» PROBLEM STATEMENT
Copy out the data below verbatim.

[Stored entries]
____

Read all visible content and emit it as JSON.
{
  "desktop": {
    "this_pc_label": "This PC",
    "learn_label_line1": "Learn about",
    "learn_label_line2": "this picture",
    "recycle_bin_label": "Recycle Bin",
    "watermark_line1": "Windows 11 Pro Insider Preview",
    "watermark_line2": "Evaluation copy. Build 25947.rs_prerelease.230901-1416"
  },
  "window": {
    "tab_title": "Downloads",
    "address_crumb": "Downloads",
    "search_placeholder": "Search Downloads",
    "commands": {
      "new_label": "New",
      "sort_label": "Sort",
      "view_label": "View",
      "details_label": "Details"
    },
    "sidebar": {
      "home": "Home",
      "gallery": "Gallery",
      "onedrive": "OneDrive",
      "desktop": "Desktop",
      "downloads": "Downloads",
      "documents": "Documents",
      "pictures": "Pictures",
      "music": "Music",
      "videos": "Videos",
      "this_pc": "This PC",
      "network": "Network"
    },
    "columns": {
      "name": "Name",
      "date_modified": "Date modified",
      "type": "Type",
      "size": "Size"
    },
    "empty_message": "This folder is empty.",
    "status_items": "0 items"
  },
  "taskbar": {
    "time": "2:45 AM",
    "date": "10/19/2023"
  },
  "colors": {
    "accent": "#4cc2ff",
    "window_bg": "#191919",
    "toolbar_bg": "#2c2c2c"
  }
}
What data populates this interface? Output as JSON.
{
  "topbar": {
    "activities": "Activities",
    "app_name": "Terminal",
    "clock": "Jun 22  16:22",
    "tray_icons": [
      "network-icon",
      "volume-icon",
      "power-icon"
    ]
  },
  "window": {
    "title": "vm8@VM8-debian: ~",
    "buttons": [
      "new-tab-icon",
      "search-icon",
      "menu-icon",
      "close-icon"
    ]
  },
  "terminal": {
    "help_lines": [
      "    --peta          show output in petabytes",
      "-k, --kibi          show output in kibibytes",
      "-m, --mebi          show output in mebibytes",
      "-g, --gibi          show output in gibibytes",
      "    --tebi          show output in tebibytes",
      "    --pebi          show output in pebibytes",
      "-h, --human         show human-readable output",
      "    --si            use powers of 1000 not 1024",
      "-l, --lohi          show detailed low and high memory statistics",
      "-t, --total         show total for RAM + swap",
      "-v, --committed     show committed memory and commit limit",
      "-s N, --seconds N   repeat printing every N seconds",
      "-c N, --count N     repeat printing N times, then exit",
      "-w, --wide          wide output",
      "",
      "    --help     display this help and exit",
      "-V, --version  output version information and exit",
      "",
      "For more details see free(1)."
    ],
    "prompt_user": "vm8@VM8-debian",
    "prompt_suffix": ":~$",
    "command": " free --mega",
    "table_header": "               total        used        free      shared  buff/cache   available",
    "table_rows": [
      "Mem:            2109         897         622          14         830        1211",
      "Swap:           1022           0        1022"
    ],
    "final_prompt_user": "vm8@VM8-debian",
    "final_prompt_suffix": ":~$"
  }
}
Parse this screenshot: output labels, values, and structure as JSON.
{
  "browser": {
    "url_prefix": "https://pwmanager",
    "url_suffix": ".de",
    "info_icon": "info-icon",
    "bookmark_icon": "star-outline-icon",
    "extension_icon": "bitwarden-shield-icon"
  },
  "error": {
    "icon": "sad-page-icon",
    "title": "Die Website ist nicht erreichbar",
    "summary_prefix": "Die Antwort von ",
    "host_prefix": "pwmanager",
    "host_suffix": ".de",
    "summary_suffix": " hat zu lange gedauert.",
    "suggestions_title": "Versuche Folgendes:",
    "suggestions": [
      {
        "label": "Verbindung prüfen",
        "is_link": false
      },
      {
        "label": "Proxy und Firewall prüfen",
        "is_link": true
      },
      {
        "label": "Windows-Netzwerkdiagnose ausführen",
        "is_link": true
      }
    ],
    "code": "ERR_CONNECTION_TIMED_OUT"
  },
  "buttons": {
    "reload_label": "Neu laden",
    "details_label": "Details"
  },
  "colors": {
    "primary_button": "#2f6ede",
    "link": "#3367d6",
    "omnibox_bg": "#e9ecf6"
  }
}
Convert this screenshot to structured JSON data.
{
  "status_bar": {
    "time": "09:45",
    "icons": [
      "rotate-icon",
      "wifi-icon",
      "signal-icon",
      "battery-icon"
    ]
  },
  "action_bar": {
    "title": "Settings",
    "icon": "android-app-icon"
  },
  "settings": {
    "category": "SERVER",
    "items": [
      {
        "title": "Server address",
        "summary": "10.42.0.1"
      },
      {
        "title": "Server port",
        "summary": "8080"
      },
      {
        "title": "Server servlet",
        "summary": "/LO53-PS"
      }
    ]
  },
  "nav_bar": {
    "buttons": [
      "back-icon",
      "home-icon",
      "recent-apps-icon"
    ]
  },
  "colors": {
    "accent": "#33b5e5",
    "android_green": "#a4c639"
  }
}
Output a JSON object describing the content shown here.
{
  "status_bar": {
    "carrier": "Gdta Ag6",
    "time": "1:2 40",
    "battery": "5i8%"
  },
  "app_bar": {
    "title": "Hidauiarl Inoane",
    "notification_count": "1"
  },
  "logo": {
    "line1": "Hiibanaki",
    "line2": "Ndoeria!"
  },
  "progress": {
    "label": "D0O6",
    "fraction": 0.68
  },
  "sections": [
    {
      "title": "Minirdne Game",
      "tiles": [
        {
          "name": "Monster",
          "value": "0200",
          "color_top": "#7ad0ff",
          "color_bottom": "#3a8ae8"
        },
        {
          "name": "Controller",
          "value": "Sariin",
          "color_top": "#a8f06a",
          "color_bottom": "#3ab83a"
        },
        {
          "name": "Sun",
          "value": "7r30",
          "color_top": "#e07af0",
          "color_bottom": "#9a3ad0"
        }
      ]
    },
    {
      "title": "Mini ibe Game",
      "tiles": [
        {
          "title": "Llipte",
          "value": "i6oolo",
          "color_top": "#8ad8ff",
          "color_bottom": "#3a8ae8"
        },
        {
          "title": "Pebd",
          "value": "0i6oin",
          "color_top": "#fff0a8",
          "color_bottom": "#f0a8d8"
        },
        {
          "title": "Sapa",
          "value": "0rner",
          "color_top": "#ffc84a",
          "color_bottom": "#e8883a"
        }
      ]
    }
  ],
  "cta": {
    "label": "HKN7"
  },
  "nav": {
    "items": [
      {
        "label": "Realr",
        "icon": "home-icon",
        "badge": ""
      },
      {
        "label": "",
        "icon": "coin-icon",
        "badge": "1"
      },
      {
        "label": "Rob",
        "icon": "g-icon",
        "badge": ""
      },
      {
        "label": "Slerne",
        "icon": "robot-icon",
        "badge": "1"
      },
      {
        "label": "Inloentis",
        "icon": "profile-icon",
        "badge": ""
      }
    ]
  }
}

____

» RESPONSE TO THE EXERCISE
Read all visible content and emit it as JSON.
{
  "desktop": {
    "this_pc_label": "This PC",
    "learn_label_line1": "Learn about",
    "learn_label_line2": "this picture",
    "recycle_bin_label": "Recycle Bin",
    "watermark_line1": "Windows 11 Pro Insider Preview",
    "watermark_line2": "Evaluation copy. Build 25947.rs_prerelease.230901-1416"
  },
  "window": {
    "tab_title": "Downloads",
    "address_crumb": "Downloads",
    "search_placeholder": "Search Downloads",
    "commands": {
      "new_label": "New",
      "sort_label": "Sort",
      "view_label": "View",
      "details_label": "Details"
    },
    "sidebar": {
      "home": "Home",
      "gallery": "Gallery",
      "onedrive": "OneDrive",
      "desktop": "Desktop",
      "downloads": "Downloads",
      "documents": "Documents",
      "pictures": "Pictures",
      "music": "Music",
      "videos": "Videos",
      "this_pc": "This PC",
      "network": "Network"
    },
    "columns": {
      "name": "Name",
      "date_modified": "Date modified",
      "type": "Type",
      "size": "Size"
    },
    "empty_message": "This folder is empty.",
    "status_items": "0 items"
  },
  "taskbar": {
    "time": "2:45 AM",
    "date": "10/19/2023"
  },
  "colors": {
    "accent": "#4cc2ff",
    "window_bg": "#191919",
    "toolbar_bg": "#2c2c2c"
  }
}
What data populates this interface? Output as JSON.
{
  "topbar": {
    "activities": "Activities",
    "app_name": "Terminal",
    "clock": "Jun 22  16:22",
    "tray_icons": [
      "network-icon",
      "volume-icon",
      "power-icon"
    ]
  },
  "window": {
    "title": "vm8@VM8-debian: ~",
    "buttons": [
      "new-tab-icon",
      "search-icon",
      "menu-icon",
      "close-icon"
    ]
  },
  "terminal": {
    "help_lines": [
      "    --peta          show output in petabytes",
      "-k, --kibi          show output in kibibytes",
      "-m, --mebi          show output in mebibytes",
      "-g, --gibi          show output in gibibytes",
      "    --tebi          show output in tebibytes",
      "    --pebi          show output in pebibytes",
      "-h, --human         show human-readable output",
      "    --si            use powers of 1000 not 1024",
      "-l, --lohi          show detailed low and high memory statistics",
      "-t, --total         show total for RAM + swap",
      "-v, --committed     show committed memory and commit limit",
      "-s N, --seconds N   repeat printing every N seconds",
      "-c N, --count N     repeat printing N times, then exit",
      "-w, --wide          wide output",
      "",
      "    --help     display this help and exit",
      "-V, --version  output version information and exit",
      "",
      "For more details see free(1)."
    ],
    "prompt_user": "vm8@VM8-debian",
    "prompt_suffix": ":~$",
    "command": " free --mega",
    "table_header": "               total        used        free      shared  buff/cache   available",
    "table_rows": [
      "Mem:            2109         897         622          14         830        1211",
      "Swap:           1022           0        1022"
    ],
    "final_prompt_user": "vm8@VM8-debian",
    "final_prompt_suffix": ":~$"
  }
}
Parse this screenshot: output labels, values, and structure as JSON.
{
  "browser": {
    "url_prefix": "https://pwmanager",
    "url_suffix": ".de",
    "info_icon": "info-icon",
    "bookmark_icon": "star-outline-icon",
    "extension_icon": "bitwarden-shield-icon"
  },
  "error": {
    "icon": "sad-page-icon",
    "title": "Die Website ist nicht erreichbar",
    "summary_prefix": "Die Antwort von ",
    "host_prefix": "pwmanager",
    "host_suffix": ".de",
    "summary_suffix": " hat zu lange gedauert.",
    "suggestions_title": "Versuche Folgendes:",
    "suggestions": [
      {
        "label": "Verbindung prüfen",
        "is_link": false
      },
      {
        "label": "Proxy und Firewall prüfen",
        "is_link": true
      },
      {
        "label": "Windows-Netzwerkdiagnose ausführen",
        "is_link": true
      }
    ],
    "code": "ERR_CONNECTION_TIMED_OUT"
  },
  "buttons": {
    "reload_label": "Neu laden",
    "details_label": "Details"
  },
  "colors": {
    "primary_button": "#2f6ede",
    "link": "#3367d6",
    "omnibox_bg": "#e9ecf6"
  }
}
Convert this screenshot to structured JSON data.
{
  "status_bar": {
    "time": "09:45",
    "icons": [
      "rotate-icon",
      "wifi-icon",
      "signal-icon",
      "battery-icon"
    ]
  },
  "action_bar": {
    "title": "Settings",
    "icon": "android-app-icon"
  },
  "settings": {
    "category": "SERVER",
    "items": [
      {
        "title": "Server address",
        "summary": "10.42.0.1"
      },
      {
        "title": "Server port",
        "summary": "8080"
      },
      {
        "title": "Server servlet",
        "summary": "/LO53-PS"
      }
    ]
  },
  "nav_bar": {
    "buttons": [
      "back-icon",
      "home-icon",
      "recent-apps-icon"
    ]
  },
  "colors": {
    "accent": "#33b5e5",
    "android_green": "#a4c639"
  }
}
Output a JSON object describing the content shown here.
{
  "status_bar": {
    "carrier": "Gdta Ag6",
    "time": "1:2 40",
    "battery": "5i8%"
  },
  "app_bar": {
    "title": "Hidauiarl Inoane",
    "notification_count": "1"
  },
  "logo": {
    "line1": "Hiibanaki",
    "line2": "Ndoeria!"
  },
  "progress": {
    "label": "D0O6",
    "fraction": 0.68
  },
  "sections": [
    {
      "title": "Minirdne Game",
      "tiles": [
        {
          "name": "Monster",
          "value": "0200",
          "color_top": "#7ad0ff",
          "color_bottom": "#3a8ae8"
        },
        {
          "name": "Controller",
          "value": "Sariin",
          "color_top": "#a8f06a",
          "color_bottom": "#3ab83a"
        },
        {
          "name": "Sun",
          "value": "7r30",
          "color_top": "#e07af0",
          "color_bottom": "#9a3ad0"
        }
      ]
    },
    {
      "title": "Mini ibe Game",
      "tiles": [
        {
          "title": "Llipte",
          "value": "i6oolo",
          "color_top": "#8ad8ff",
          "color_bottom": "#3a8ae8"
        },
        {
          "title": "Pebd",
          "value": "0i6oin",
          "color_top": "#fff0a8",
          "color_bottom": "#f0a8d8"
        },
        {
          "title": "Sapa",
          "value": "0rner",
          "color_top": "#ffc84a",
          "color_bottom": "#e8883a"
        }
      ]
    }
  ],
  "cta": {
    "label": "HKN7"
  },
  "nav": {
    "items": [
      {
        "label": "Realr",
        "icon": "home-icon",
        "badge": ""
      },
      {
        "label": "",
        "icon": "coin-icon",
        "badge": "1"
      },
      {
        "label": "Rob",
        "icon": "g-icon",
        "badge": ""
      },
      {
        "label": "Slerne",
        "icon": "robot-icon",
        "badge": "1"
      },
      {
        "label": "Inloentis",
        "icon": "profile-icon",
        "badge": ""
      }
    ]
  }
}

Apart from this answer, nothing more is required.